*Pflichtaufgaben*.
**a.** Zähle alle Gegenstände auf, die laut dem Lesungsbericht auf der Bühne für den Auftritt bereitstehen.
**b.** Aktualisiere den Lesungsbericht von „MAX GOLDT, 22.04.2015, Wagenhallen, Stuttgart“ bis „stehen rundum gut.“, indem du „Stuttgart“ durch „Karlsruhe“ ersetzt.

*Ausgewählter Auszug*.
MAX GOLDT, 22.04.2015, Wagenhallen, Stuttgart

Max Goldt

Foto: David Oechsle

Juhu: Max Goldt in Stuttgart. Als geneigte Leserin freut man sich auf einen vergnüglichen Abend der schönen Worte und Geschichten. Die Merlin-Chefin (glücklicherweise nicht im bodenlangen Jeansrock) freut sich, dass die Wagenhallen noch stehen und über den recht regen Publikumsandrang (ca. 200 Leute?). Der Autor freut sich, mal nicht im Theaterhaus zu lesen. Die Zeichen stehen rundum gut.

Tisch, schwarze Decke drüber, Wasserflasche plus dazugehöriges Glas – mehr Accessoires braucht es nicht. Max Goldt ist eine elegante Erscheinung in Ausdrucksweise und Manieren. Diese Bühnenattitüde wirkt manchmal ein wenig anachronistisch, wahrlich: Understatement pur. Umso überraschender, ihn dann manchmal über ganz lebensweltliche Profanheiten referieren zu hören (Stichwort: Milf. Später mehr dazu).

*Gezeigtes Material*.
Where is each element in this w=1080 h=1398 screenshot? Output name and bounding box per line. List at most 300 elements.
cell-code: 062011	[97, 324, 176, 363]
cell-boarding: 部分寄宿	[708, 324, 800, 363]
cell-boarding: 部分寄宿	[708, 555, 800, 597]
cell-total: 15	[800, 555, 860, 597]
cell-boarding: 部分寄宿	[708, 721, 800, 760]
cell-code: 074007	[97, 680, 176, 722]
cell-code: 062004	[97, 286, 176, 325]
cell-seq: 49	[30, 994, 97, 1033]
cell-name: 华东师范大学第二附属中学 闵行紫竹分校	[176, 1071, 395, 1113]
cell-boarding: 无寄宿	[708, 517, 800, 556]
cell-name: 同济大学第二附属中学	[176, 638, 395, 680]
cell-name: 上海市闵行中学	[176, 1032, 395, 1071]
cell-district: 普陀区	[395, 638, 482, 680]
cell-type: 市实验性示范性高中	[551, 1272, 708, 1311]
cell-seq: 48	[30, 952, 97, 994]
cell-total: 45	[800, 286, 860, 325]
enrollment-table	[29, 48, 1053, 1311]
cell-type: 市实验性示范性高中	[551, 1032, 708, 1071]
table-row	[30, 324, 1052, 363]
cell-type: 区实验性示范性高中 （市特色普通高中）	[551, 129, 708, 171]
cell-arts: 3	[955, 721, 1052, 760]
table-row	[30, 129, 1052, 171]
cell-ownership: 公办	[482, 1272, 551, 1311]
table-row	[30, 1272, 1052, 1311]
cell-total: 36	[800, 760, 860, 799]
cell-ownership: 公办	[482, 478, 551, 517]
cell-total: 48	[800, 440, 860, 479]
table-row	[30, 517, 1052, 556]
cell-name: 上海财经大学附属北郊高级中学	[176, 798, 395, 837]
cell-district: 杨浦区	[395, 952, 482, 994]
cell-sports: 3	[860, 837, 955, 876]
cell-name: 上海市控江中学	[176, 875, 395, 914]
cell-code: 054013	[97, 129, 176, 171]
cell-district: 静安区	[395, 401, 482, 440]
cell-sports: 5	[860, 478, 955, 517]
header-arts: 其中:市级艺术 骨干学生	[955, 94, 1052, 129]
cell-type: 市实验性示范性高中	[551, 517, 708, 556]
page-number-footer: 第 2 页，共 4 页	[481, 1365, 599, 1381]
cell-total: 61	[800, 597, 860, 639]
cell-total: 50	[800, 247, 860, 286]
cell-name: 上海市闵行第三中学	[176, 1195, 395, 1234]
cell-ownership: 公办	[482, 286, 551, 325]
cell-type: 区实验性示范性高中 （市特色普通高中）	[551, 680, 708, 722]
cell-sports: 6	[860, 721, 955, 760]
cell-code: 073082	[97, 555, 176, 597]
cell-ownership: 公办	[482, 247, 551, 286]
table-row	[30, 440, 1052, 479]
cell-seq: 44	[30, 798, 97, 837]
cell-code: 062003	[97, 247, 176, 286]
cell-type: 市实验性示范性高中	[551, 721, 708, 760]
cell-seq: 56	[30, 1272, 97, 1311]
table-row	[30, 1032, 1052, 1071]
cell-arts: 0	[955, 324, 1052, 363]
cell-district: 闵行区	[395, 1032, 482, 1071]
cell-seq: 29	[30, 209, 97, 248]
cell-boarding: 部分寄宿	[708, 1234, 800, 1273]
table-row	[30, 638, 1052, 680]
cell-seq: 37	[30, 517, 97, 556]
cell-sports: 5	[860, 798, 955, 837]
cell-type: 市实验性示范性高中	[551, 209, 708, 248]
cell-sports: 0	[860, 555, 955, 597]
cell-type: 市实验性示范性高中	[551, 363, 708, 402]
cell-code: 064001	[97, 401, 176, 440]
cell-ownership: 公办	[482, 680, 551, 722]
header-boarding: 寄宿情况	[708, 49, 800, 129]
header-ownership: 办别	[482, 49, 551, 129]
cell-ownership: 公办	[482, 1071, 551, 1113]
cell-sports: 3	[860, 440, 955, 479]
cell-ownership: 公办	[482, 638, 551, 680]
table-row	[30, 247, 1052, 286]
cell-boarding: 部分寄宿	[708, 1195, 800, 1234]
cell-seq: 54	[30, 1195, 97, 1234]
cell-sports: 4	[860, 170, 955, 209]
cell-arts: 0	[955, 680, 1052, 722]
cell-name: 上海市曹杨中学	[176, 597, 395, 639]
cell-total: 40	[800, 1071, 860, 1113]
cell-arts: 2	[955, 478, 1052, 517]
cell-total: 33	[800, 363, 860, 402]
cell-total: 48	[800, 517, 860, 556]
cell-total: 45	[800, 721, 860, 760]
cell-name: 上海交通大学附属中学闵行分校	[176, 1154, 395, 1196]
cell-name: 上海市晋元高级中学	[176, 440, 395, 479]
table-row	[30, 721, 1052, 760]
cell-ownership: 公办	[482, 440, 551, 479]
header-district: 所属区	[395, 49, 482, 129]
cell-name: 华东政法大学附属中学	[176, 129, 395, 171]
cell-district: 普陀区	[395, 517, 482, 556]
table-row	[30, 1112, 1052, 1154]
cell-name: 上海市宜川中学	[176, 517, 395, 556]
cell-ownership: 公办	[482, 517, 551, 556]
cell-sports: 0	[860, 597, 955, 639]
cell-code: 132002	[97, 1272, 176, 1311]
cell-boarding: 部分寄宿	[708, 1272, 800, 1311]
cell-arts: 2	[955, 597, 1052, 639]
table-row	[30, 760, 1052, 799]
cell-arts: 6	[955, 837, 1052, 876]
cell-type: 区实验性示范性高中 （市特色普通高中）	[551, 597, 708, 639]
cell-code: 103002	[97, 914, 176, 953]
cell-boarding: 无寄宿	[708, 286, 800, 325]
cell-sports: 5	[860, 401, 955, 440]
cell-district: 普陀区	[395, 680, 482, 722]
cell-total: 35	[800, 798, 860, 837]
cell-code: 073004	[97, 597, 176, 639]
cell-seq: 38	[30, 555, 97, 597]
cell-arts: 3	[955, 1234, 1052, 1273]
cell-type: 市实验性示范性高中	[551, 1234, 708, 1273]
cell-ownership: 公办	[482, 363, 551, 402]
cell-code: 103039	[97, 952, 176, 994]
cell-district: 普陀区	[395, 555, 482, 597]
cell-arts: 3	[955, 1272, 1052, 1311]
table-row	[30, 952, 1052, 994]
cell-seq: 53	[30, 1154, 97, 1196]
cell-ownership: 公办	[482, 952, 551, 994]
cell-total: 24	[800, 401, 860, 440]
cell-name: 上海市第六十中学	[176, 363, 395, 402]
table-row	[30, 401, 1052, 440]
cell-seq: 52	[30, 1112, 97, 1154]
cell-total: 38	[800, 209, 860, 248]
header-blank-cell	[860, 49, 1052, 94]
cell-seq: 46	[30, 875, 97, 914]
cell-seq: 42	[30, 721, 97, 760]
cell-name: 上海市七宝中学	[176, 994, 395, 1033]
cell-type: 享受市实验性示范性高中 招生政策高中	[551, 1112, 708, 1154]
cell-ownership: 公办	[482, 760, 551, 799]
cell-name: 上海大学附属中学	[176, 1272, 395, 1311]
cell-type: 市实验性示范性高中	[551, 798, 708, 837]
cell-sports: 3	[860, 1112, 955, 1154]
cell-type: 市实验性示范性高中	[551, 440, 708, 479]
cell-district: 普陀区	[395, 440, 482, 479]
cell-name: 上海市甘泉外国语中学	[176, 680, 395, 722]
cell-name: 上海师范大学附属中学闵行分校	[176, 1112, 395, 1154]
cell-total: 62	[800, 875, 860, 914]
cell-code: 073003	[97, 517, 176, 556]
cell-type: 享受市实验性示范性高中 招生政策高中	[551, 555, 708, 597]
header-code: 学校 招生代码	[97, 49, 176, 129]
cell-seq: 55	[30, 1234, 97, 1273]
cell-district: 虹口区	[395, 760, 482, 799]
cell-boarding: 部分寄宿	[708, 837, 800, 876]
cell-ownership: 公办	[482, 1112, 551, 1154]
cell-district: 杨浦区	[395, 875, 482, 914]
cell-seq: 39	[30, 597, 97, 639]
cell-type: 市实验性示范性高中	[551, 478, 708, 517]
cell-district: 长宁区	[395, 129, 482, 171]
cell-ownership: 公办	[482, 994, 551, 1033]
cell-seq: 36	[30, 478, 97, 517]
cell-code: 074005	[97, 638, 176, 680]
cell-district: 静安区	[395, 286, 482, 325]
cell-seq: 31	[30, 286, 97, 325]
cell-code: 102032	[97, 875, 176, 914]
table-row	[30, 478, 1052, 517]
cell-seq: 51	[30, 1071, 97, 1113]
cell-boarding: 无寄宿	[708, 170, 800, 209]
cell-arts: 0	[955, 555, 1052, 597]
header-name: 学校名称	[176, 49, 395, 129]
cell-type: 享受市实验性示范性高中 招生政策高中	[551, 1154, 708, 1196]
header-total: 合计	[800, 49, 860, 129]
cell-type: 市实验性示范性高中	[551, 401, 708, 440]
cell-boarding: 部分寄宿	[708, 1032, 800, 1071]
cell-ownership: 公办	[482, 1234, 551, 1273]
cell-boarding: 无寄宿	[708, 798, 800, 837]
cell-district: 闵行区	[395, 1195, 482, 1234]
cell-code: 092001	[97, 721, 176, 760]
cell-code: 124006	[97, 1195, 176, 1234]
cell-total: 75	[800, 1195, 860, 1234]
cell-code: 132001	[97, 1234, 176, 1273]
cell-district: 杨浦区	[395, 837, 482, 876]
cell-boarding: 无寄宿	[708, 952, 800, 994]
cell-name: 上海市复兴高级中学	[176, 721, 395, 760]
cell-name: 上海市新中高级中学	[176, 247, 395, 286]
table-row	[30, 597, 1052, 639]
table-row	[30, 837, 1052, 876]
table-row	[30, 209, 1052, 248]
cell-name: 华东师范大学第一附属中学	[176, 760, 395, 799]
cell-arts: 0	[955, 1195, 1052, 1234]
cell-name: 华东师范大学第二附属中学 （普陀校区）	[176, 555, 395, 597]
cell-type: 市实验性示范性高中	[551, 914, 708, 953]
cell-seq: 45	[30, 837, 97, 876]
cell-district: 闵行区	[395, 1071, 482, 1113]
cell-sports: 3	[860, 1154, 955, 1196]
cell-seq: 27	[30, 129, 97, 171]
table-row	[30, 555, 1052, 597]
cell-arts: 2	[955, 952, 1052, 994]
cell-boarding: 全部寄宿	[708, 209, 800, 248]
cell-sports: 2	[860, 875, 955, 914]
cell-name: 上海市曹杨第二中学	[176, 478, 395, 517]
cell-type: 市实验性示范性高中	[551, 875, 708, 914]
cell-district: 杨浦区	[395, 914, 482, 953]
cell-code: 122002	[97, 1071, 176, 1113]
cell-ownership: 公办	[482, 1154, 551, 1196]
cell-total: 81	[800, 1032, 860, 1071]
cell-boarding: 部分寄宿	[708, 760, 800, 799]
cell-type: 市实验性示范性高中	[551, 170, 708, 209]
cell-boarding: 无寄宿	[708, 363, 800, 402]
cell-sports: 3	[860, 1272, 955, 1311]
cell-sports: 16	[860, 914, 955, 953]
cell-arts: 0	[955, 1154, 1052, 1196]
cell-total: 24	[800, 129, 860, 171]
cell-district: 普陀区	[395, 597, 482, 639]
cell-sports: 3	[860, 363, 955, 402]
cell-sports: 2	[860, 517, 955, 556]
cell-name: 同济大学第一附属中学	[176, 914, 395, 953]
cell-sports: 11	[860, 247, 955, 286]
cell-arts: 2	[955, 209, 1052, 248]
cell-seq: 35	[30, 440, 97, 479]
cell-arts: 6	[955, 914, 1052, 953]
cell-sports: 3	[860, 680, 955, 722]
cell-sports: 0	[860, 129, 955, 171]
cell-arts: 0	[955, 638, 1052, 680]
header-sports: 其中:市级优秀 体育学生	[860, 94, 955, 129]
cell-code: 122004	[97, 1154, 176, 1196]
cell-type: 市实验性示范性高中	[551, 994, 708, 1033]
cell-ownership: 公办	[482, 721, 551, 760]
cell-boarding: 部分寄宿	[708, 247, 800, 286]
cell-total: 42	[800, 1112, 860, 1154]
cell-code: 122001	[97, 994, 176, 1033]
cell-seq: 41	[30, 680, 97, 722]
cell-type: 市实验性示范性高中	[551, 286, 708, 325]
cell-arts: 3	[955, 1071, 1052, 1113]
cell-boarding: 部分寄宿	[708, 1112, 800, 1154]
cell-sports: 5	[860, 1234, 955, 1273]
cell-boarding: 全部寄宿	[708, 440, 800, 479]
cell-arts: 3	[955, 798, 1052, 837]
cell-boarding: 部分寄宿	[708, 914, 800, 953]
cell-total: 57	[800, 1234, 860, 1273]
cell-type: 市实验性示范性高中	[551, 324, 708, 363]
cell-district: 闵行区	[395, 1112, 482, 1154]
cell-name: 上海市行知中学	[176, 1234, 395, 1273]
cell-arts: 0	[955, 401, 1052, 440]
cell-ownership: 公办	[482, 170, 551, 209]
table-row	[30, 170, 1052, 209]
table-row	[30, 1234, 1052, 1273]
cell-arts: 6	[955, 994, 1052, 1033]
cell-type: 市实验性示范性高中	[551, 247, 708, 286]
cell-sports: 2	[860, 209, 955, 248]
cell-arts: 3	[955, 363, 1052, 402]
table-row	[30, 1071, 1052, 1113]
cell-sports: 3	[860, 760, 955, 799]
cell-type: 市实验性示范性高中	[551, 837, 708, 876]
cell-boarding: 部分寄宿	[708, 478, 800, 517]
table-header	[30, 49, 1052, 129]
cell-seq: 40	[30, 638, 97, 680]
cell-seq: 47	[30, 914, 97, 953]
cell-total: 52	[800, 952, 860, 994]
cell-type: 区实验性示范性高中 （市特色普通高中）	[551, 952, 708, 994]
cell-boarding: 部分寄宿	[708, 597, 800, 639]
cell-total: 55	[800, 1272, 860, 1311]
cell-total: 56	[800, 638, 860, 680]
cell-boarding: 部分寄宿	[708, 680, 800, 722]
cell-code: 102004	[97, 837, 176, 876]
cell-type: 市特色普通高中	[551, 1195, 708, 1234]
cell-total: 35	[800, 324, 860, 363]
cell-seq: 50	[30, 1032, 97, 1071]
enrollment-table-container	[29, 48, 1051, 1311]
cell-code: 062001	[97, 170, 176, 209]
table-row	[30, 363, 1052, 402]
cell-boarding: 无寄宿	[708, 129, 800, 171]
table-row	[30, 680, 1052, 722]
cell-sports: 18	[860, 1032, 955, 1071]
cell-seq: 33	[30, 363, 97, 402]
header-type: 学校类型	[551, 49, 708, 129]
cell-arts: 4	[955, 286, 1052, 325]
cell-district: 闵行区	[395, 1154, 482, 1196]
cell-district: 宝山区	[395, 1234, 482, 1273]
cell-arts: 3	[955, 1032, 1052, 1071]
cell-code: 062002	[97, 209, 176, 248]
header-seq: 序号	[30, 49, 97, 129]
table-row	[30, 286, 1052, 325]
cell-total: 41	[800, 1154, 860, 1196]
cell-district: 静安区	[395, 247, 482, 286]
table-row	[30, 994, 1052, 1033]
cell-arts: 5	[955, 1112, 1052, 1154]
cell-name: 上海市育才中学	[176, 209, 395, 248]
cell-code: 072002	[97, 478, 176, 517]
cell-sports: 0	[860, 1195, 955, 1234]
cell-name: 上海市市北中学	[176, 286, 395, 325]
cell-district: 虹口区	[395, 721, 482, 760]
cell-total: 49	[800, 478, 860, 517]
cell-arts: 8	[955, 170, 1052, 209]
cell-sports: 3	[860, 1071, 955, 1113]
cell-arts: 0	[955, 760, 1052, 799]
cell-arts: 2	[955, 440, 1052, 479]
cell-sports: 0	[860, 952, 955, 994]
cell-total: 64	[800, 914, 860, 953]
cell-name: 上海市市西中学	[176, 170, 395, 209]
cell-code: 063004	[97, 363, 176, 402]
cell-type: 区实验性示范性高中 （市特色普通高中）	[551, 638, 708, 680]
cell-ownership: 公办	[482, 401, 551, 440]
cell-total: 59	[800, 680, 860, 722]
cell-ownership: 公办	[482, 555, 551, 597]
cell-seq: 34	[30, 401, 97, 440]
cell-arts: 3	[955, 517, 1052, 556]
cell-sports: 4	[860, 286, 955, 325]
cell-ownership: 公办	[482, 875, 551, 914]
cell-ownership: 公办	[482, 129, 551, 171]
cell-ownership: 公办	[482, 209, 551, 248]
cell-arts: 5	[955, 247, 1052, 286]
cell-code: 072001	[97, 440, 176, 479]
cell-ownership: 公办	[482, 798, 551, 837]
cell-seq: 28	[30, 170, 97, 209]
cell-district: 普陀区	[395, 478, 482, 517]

*Gelöste Aufgaben*.
**a.** Tisch, schwarze Decke, Wasserflasche, Glas

**b.**
MAX GOLDT, 22.04.2015, Wagenhallen, Karlsruhe

Max Goldt

Foto: David Oechsle

Juhu: Max Goldt in Karlsruhe. Als geneigte Leserin freut man sich auf einen vergnüglichen Abend der schönen Worte und Geschichten. Die Merlin-Chefin (glücklicherweise nicht im bodenlangen Jeansrock) freut sich, dass die Wagenhallen noch stehen und über den recht regen Publikumsandrang (ca. 200 Leute?). Der Autor freut sich, mal nicht im Theaterhaus zu lesen. Die Zeichen stehen rundum gut.